(Dataset records)
"""
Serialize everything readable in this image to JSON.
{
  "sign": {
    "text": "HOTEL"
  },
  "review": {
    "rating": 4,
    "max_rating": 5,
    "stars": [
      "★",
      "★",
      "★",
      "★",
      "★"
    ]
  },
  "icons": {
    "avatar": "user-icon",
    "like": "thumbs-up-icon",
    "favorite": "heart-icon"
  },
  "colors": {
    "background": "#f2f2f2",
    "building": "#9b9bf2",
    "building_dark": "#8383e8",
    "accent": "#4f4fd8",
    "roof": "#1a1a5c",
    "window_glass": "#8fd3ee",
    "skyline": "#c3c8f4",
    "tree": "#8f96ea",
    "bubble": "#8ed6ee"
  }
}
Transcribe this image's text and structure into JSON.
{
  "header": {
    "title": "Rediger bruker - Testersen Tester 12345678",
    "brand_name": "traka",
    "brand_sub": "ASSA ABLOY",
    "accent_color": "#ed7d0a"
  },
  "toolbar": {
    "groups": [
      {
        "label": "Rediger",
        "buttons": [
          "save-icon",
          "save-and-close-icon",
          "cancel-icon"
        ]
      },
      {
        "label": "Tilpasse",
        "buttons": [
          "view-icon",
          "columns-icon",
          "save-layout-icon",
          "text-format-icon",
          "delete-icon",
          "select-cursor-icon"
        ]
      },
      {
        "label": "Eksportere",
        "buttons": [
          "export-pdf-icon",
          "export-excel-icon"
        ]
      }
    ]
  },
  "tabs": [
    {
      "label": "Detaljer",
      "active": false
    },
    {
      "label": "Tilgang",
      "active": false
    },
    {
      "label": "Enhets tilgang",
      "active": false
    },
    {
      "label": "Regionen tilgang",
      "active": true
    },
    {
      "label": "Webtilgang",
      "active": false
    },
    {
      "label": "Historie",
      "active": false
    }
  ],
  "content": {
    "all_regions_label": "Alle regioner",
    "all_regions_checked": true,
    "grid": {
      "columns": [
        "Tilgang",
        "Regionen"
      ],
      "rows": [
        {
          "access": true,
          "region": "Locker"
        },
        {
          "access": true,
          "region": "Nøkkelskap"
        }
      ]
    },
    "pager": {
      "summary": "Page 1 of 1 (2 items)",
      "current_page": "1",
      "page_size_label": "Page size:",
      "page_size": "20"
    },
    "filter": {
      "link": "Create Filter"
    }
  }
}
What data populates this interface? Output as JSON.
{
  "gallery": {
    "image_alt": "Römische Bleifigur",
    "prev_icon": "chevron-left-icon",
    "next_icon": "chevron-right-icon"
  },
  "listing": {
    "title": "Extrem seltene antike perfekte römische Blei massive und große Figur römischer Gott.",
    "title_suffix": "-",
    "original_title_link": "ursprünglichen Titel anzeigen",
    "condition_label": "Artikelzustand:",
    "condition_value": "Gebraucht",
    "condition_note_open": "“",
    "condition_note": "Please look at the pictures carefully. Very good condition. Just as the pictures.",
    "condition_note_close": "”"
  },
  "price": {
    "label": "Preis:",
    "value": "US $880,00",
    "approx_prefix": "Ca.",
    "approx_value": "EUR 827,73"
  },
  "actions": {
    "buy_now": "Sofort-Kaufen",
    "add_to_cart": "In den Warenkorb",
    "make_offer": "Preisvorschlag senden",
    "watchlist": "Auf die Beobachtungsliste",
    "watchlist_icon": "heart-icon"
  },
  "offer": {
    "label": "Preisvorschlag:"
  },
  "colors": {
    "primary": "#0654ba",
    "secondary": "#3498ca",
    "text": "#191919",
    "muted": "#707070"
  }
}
"""
| To be done |
Report the number of lines in the entries above that include the word "heart" and add nothing to it.

| Expected answer |
2